Copy each line of the listing below exactly.
_ _ _ _ _ _ _
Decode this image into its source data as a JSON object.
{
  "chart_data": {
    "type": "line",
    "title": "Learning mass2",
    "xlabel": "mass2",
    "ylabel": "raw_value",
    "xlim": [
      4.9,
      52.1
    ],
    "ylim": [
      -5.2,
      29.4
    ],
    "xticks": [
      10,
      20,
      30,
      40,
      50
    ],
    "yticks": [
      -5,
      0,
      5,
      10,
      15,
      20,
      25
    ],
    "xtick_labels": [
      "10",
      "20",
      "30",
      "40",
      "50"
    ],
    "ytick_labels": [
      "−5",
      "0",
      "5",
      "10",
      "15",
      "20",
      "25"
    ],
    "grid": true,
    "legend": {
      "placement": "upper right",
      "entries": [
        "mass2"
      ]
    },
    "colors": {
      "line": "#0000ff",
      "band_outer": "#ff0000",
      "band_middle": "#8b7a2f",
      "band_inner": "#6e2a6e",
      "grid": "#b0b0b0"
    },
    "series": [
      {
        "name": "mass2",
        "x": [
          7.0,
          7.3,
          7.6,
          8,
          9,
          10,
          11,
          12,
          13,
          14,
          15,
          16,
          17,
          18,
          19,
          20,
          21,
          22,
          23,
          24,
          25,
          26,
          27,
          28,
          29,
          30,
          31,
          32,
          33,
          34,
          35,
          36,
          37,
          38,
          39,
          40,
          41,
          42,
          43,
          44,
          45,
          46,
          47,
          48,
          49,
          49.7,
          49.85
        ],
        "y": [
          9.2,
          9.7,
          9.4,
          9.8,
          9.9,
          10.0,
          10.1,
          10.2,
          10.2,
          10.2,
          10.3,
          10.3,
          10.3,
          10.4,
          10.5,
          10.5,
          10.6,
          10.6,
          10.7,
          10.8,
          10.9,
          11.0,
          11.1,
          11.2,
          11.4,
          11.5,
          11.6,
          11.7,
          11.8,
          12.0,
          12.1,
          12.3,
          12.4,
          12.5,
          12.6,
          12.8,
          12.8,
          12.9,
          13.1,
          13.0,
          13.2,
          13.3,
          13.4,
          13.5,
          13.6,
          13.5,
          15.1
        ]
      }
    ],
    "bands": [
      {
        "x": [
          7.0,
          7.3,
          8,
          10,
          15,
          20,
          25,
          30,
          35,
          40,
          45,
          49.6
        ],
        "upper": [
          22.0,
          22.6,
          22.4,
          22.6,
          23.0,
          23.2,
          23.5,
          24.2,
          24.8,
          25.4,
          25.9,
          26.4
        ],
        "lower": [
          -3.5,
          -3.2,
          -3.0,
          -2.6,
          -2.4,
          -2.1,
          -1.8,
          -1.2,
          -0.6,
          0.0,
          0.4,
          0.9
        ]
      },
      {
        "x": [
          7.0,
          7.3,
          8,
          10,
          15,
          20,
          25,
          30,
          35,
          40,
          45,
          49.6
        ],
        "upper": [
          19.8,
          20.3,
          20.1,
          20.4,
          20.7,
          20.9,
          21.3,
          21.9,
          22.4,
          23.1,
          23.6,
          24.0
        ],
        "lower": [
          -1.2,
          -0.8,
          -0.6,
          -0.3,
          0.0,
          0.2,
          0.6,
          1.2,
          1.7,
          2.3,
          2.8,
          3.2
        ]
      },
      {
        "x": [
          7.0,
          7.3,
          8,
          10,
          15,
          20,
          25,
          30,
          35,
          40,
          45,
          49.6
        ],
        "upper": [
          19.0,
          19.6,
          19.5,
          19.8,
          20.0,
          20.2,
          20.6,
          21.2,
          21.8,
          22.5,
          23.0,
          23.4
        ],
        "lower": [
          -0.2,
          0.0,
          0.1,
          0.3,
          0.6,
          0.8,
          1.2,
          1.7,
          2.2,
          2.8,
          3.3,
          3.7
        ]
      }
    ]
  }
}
_ _ _ _ _ _ _
▶ **Worked answer**:
Decode this image into its source data as a JSON object.
{
  "chart_data": {
    "type": "line",
    "title": "Learning mass2",
    "xlabel": "mass2",
    "ylabel": "raw_value",
    "xlim": [
      4.9,
      52.1
    ],
    "ylim": [
      -5.2,
      29.4
    ],
    "xticks": [
      10,
      20,
      30,
      40,
      50
    ],
    "yticks": [
      -5,
      0,
      5,
      10,
      15,
      20,
      25
    ],
    "xtick_labels": [
      "10",
      "20",
      "30",
      "40",
      "50"
    ],
    "ytick_labels": [
      "−5",
      "0",
      "5",
      "10",
      "15",
      "20",
      "25"
    ],
    "grid": true,
    "legend": {
      "placement": "upper right",
      "entries": [
        "mass2"
      ]
    },
    "colors": {
      "line": "#0000ff",
      "band_outer": "#ff0000",
      "band_middle": "#8b7a2f",
      "band_inner": "#6e2a6e",
      "grid": "#b0b0b0"
    },
    "series": [
      {
        "name": "mass2",
        "x": [
          7.0,
          7.3,
          7.6,
          8,
          9,
          10,
          11,
          12,
          13,
          14,
          15,
          16,
          17,
          18,
          19,
          20,
          21,
          22,
          23,
          24,
          25,
          26,
          27,
          28,
          29,
          30,
          31,
          32,
          33,
          34,
          35,
          36,
          37,
          38,
          39,
          40,
          41,
          42,
          43,
          44,
          45,
          46,
          47,
          48,
          49,
          49.7,
          49.85
        ],
        "y": [
          9.2,
          9.7,
          9.4,
          9.8,
          9.9,
          10.0,
          10.1,
          10.2,
          10.2,
          10.2,
          10.3,
          10.3,
          10.3,
          10.4,
          10.5,
          10.5,
          10.6,
          10.6,
          10.7,
          10.8,
          10.9,
          11.0,
          11.1,
          11.2,
          11.4,
          11.5,
          11.6,
          11.7,
          11.8,
          12.0,
          12.1,
          12.3,
          12.4,
          12.5,
          12.6,
          12.8,
          12.8,
          12.9,
          13.1,
          13.0,
          13.2,
          13.3,
          13.4,
          13.5,
          13.6,
          13.5,
          15.1
        ]
      }
    ],
    "bands": [
      {
        "x": [
          7.0,
          7.3,
          8,
          10,
          15,
          20,
          25,
          30,
          35,
          40,
          45,
          49.6
        ],
        "upper": [
          22.0,
          22.6,
          22.4,
          22.6,
          23.0,
          23.2,
          23.5,
          24.2,
          24.8,
          25.4,
          25.9,
          26.4
        ],
        "lower": [
          -3.5,
          -3.2,
          -3.0,
          -2.6,
          -2.4,
          -2.1,
          -1.8,
          -1.2,
          -0.6,
          0.0,
          0.4,
          0.9
        ]
      },
      {
        "x": [
          7.0,
          7.3,
          8,
          10,
          15,
          20,
          25,
          30,
          35,
          40,
          45,
          49.6
        ],
        "upper": [
          19.8,
          20.3,
          20.1,
          20.4,
          20.7,
          20.9,
          21.3,
          21.9,
          22.4,
          23.1,
          23.6,
          24.0
        ],
        "lower": [
          -1.2,
          -0.8,
          -0.6,
          -0.3,
          0.0,
          0.2,
          0.6,
          1.2,
          1.7,
          2.3,
          2.8,
          3.2
        ]
      },
      {
        "x": [
          7.0,
          7.3,
          8,
          10,
          15,
          20,
          25,
          30,
          35,
          40,
          45,
          49.6
        ],
        "upper": [
          19.0,
          19.6,
          19.5,
          19.8,
          20.0,
          20.2,
          20.6,
          21.2,
          21.8,
          22.5,
          23.0,
          23.4
        ],
        "lower": [
          -0.2,
          0.0,
          0.1,
          0.3,
          0.6,
          0.8,
          1.2,
          1.7,
          2.2,
          2.8,
          3.3,
          3.7
        ]
      }
    ]
  }
}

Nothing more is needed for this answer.